__Stated task__
Write down every entry below once more, exactly.

__Records provided__
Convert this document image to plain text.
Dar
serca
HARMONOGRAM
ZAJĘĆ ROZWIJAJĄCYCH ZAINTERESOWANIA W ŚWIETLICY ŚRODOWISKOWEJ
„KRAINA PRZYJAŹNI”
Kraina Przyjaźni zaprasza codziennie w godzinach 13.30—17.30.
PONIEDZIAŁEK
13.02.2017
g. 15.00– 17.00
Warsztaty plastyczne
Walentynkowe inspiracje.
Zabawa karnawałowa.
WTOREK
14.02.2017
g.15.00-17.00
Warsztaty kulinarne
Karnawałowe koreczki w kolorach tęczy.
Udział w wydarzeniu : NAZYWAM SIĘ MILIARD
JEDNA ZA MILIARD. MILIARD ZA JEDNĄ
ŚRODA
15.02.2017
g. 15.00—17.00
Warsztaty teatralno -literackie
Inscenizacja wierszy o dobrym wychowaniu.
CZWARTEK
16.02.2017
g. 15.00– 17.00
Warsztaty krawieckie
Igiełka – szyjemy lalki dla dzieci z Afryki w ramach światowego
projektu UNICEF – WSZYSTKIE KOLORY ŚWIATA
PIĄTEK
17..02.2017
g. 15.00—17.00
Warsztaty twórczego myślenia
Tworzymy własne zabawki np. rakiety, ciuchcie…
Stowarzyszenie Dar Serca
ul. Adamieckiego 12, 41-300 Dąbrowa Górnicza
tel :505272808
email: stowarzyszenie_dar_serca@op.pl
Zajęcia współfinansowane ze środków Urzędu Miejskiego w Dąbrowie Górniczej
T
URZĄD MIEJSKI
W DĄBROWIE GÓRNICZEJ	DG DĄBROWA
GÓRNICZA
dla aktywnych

__Solution__
Convert this document image to plain text.
Dar
serca
HARMONOGRAM
ZAJĘĆ ROZWIJAJĄCYCH ZAINTERESOWANIA W ŚWIETLICY ŚRODOWISKOWEJ
„KRAINA PRZYJAŹNI”
Kraina Przyjaźni zaprasza codziennie w godzinach 13.30—17.30.
PONIEDZIAŁEK
13.02.2017
g. 15.00– 17.00
Warsztaty plastyczne
Walentynkowe inspiracje.
Zabawa karnawałowa.
WTOREK
14.02.2017
g.15.00-17.00
Warsztaty kulinarne
Karnawałowe koreczki w kolorach tęczy.
Udział w wydarzeniu : NAZYWAM SIĘ MILIARD
JEDNA ZA MILIARD. MILIARD ZA JEDNĄ
ŚRODA
15.02.2017
g. 15.00—17.00
Warsztaty teatralno -literackie
Inscenizacja wierszy o dobrym wychowaniu.
CZWARTEK
16.02.2017
g. 15.00– 17.00
Warsztaty krawieckie
Igiełka – szyjemy lalki dla dzieci z Afryki w ramach światowego
projektu UNICEF – WSZYSTKIE KOLORY ŚWIATA
PIĄTEK
17..02.2017
g. 15.00—17.00
Warsztaty twórczego myślenia
Tworzymy własne zabawki np. rakiety, ciuchcie…
Stowarzyszenie Dar Serca
ul. Adamieckiego 12, 41-300 Dąbrowa Górnicza
tel :505272808
email: stowarzyszenie_dar_serca@op.pl
Zajęcia współfinansowane ze środków Urzędu Miejskiego w Dąbrowie Górniczej
T
URZĄD MIEJSKI
W DĄBROWIE GÓRNICZEJ	DG DĄBROWA
GÓRNICZA
dla aktywnych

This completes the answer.